Start of Extract to read
– Another of the characters in your publications – Heinz Höher – also found you in connection with depression, is that right?
– He had read the Enke book and wanted to meet me, for one reason because, after reading Robert’s story, he feared that one person close to him could also be suffering from depression.
– And that’s how the book about the Bundesliga was created.
– Sort of, yes. I talked to Heinz Höher for hours and listening to his life story I thought: He has such a rich and crazy story to tell – this needs to be told to the world. But he was a forgotten figure at the times, a once great Bundesliga manager who’s carreer was finished. Nobody would buy a biography about him. So I came up with this idea: What if I would tell the story of the Bundesliga, of the last 5 decades of German football by telling the story of one man who had been always there? In american literature this is a proper field: telling history from above, through the eyes of ordinary people.
– So you can say that you „dusted” him to the wide audience. And he needed it…
– That was a nice side-effect of the publication: Heinz Höher became alive again, enkindled by the attention the book and hence he himself received.
– So far the main characters of your books have been founding you themselfs. Was it like that with Miroslav Klose?
– No, I am actually proud of the fact, that for the first time, the story did not find myself – if that’s the right expression – but I went out to ask Miroslav if he would be interested that I write down his life-story. He said, he hadn’t read many books himself, but that made him even more curious about the idea.
– Klose has a very negative image in Poland. He is accused of hating his homeland and disliking his country of origin. Your book denies these accusations.
End of Extract to read
Start of Record excerpts
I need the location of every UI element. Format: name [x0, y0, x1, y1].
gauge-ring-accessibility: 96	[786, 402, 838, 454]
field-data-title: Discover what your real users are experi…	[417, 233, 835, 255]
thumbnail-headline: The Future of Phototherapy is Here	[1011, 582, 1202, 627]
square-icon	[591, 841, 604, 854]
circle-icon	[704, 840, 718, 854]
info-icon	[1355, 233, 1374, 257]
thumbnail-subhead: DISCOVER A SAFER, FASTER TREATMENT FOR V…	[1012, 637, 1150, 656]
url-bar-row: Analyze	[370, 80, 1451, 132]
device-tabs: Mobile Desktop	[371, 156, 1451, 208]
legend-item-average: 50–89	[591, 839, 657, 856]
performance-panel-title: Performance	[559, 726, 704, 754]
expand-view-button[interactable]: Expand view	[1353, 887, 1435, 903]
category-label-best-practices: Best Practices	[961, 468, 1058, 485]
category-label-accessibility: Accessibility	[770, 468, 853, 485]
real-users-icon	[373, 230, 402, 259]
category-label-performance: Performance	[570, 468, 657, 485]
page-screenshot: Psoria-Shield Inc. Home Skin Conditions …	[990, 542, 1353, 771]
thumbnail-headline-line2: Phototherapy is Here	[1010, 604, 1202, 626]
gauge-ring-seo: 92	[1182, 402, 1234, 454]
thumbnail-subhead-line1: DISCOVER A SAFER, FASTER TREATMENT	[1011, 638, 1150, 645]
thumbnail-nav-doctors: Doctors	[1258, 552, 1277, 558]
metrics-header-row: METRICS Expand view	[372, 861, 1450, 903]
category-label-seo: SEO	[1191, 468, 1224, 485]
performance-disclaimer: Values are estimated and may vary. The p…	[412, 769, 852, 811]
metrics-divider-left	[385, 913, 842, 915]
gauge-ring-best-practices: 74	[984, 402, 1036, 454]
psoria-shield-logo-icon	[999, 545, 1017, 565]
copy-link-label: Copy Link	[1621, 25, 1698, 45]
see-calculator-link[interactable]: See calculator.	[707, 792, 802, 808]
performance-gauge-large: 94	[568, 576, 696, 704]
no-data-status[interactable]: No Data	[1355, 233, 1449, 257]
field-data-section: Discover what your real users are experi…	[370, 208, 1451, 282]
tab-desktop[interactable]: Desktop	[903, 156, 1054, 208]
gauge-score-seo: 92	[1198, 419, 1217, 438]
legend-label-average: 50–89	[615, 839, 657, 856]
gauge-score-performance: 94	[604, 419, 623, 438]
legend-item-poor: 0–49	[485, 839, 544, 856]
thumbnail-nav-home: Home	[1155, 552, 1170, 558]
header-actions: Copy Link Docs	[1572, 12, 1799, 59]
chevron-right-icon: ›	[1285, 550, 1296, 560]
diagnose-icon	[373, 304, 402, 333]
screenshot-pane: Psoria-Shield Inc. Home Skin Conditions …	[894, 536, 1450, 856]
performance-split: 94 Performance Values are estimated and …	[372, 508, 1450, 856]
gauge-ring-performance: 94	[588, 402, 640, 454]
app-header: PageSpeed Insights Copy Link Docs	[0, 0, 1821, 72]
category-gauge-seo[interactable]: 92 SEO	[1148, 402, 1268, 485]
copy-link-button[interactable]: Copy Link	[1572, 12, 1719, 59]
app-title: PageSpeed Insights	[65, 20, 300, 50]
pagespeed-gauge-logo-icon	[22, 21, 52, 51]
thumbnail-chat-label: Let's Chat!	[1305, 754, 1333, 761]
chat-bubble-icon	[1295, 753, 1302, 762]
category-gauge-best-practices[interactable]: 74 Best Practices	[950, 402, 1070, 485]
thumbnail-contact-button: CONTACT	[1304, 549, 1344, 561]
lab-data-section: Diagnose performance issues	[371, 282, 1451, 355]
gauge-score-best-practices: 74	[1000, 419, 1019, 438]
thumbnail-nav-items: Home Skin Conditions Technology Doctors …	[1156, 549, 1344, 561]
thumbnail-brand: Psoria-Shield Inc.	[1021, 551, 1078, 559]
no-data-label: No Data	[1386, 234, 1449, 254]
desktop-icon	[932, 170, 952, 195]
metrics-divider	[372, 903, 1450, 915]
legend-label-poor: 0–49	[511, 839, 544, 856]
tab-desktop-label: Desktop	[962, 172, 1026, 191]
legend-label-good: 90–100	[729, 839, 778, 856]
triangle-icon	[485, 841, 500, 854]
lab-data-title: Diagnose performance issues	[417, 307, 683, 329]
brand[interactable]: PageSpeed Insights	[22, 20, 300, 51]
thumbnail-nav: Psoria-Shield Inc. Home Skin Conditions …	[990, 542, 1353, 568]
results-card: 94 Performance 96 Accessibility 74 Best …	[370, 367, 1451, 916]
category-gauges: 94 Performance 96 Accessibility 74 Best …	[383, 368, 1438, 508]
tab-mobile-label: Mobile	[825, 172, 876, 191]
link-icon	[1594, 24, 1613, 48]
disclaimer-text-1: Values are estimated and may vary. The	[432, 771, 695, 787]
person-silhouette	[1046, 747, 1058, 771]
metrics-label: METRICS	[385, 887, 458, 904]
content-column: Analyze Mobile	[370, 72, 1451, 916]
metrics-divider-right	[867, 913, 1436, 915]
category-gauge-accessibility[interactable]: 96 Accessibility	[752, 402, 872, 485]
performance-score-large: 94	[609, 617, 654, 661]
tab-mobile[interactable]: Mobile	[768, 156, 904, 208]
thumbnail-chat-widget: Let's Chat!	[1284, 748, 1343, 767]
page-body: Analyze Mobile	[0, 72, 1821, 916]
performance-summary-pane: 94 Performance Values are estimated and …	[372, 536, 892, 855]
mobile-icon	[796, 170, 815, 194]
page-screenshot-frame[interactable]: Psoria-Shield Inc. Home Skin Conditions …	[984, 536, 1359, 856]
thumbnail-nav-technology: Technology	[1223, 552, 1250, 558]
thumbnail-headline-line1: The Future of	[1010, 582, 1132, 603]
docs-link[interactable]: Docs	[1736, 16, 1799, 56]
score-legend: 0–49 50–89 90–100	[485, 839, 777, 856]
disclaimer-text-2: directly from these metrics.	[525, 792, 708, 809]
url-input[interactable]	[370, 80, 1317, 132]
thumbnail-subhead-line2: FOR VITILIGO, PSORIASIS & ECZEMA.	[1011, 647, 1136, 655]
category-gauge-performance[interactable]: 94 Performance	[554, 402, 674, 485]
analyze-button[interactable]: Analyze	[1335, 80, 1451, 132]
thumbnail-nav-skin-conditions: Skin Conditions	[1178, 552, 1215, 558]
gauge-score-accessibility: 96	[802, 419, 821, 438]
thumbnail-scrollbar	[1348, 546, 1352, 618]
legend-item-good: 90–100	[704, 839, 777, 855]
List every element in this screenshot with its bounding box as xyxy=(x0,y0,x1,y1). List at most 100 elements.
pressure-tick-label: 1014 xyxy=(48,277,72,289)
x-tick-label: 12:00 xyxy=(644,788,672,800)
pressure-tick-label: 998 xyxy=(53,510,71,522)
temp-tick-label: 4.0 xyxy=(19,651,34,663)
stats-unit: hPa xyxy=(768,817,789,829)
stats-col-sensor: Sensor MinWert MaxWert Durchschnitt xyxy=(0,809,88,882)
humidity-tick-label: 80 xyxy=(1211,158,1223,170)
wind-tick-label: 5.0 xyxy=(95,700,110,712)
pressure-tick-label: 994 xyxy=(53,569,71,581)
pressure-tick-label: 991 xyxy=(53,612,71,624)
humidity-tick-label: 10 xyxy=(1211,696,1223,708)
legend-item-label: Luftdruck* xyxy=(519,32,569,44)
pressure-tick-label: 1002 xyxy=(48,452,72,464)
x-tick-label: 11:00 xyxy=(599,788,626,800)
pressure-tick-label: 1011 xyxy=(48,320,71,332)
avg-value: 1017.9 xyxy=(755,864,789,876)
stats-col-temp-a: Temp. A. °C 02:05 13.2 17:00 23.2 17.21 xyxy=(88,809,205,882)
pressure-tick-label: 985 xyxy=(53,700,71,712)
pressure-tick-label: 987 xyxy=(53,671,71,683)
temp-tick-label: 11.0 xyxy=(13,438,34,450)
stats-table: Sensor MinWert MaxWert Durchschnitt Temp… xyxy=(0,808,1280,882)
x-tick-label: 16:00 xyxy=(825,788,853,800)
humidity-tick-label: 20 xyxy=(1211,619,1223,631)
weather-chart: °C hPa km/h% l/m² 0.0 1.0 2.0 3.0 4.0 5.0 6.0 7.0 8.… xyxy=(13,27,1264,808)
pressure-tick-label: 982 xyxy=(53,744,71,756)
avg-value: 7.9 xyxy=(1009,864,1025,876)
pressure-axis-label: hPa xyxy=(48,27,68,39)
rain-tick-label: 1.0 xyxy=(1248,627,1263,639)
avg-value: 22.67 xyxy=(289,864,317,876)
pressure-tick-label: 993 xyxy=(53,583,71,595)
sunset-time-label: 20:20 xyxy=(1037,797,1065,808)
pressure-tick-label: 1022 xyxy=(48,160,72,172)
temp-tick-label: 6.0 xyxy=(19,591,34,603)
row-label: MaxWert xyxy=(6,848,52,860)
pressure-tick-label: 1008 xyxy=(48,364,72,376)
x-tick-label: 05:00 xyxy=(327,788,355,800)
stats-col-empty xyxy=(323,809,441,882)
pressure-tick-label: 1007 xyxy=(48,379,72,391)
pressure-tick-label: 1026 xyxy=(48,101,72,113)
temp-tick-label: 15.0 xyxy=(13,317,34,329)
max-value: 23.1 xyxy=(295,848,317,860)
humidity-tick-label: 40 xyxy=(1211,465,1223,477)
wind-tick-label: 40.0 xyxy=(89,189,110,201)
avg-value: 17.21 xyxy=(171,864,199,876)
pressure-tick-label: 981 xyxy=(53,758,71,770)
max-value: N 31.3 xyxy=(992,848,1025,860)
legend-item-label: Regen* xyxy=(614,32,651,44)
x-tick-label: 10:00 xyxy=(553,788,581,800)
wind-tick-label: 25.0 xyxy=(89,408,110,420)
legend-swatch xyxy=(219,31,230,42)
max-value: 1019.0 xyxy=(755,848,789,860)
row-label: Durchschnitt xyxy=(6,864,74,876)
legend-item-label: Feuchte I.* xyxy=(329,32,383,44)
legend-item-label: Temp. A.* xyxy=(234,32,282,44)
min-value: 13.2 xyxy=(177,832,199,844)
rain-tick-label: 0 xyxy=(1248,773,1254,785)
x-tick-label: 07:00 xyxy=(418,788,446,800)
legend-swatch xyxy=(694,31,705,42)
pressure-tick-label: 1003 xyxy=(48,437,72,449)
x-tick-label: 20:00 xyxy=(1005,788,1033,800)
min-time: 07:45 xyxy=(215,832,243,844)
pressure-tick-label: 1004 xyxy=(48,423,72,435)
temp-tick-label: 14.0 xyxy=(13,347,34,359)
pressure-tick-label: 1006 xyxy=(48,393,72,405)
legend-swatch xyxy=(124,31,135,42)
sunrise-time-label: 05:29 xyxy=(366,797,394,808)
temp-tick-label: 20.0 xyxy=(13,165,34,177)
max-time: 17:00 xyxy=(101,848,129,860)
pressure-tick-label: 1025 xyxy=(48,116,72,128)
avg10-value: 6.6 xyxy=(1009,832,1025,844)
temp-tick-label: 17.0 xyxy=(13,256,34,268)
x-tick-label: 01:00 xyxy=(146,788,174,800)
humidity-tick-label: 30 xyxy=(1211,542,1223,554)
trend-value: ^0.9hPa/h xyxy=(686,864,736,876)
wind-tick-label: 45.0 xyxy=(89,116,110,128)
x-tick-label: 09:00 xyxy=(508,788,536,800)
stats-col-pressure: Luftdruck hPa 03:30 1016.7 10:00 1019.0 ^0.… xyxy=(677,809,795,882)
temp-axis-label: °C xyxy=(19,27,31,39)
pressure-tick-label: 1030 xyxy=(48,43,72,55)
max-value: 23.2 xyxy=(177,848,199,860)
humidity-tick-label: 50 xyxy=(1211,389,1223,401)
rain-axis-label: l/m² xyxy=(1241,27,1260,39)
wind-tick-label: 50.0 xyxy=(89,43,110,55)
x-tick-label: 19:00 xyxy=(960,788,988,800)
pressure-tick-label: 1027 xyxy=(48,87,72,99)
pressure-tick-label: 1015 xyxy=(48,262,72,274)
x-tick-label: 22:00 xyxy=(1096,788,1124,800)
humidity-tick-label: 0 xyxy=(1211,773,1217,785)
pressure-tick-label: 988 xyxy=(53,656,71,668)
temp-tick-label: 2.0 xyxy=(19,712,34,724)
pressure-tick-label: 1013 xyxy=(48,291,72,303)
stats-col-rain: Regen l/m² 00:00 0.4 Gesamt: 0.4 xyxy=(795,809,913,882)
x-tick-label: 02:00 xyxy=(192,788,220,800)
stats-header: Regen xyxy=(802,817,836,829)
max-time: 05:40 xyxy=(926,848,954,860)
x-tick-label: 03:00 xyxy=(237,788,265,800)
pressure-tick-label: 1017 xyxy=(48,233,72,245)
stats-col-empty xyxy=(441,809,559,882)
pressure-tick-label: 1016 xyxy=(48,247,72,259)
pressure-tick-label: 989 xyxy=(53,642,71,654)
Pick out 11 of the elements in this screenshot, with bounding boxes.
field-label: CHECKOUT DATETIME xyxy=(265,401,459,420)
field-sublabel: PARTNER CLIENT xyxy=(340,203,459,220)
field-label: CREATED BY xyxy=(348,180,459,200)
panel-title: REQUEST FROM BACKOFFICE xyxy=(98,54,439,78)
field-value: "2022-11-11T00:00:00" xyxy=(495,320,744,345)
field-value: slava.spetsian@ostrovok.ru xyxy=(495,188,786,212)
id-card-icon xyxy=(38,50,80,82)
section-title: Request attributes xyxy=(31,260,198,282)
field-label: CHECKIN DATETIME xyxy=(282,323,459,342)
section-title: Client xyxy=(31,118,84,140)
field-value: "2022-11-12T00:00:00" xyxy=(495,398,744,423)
End of Record excerpts
Task goal:
Pick up the interview on the books about Heinz Höher and Miroslav Klose after its final line, and write what follows.

Answer:
– I don’t deny anything. I just show the facts. Miroslav has very fond memories of holiday’s in Poland, of picking gooseberries and making marmelade at his grandmother’s garden. Even when he was already an adult, he deliberately traveled to Poland for his holidays, because for him it’s the country of many warm and heartful people he knows. He has a Polish wife and speaks Polish to his children. He calls himself ‘a German with Polish roots’. Show me one evidence that ‘he hates Poland’. You can’t. Because there is not one. Miroslav holds Poland in high esteem. How that absurd image of him was created in Poland is an interesting example of the power of media pictures in the 21th century.
– Exaclty, his father Józef did not really want to leave Poland. It was an impulse.
– His parents flew Poland like hunderdthousand others in the twilight years of the Communist regime, when the economy was really breaking down. Miroslav’s mother was desperate, she didn’t want to leave her home country. But Miroslav’s father is a man with a stern will. Once he came to the decision that the family had no future in a dying economy, he was absolutely determined to find a better life somewhere else.
– It was surprising to me that Klose worshiped his own body. Something that is now reserved for admiration of Cristiano Ronaldo, who is supposed to know and take care of every, even the smallest muscle of his own body. Miro was doing that a long time ago, his knowledge about his muscles sometimes outperformed knowledge of his great physiotherapist, Klaus Eder. Of course I’m intentionally exaggerating.
– Yes, that was also very fufilling for me: to find out about the Miroslav Klose nobody knew, about his inner character and his hidden interests, like his deep fascination for the anatomy of the human body. Everytime we talked about an injury he suffered during his football carreer he became really engaged to explain me the details.
– Slowly coming to the end, what can we expect from the next book by Ronald Reng?
– Since 8 years now I follow 3 kids from a football academy who dreamt about becoming a professional footballer. Now they are 21. One can see what became of their dreams, so I guess I am going to write their story down in the next couple of years. But none of them has any Polish connections, unfortunately. Mind you, I could talk to a friend, Kosta Runjaic, who is coaching Pogoń Szczecin at the moment, to sign one of the three. Then there would be a reason to publish the book in Poland too.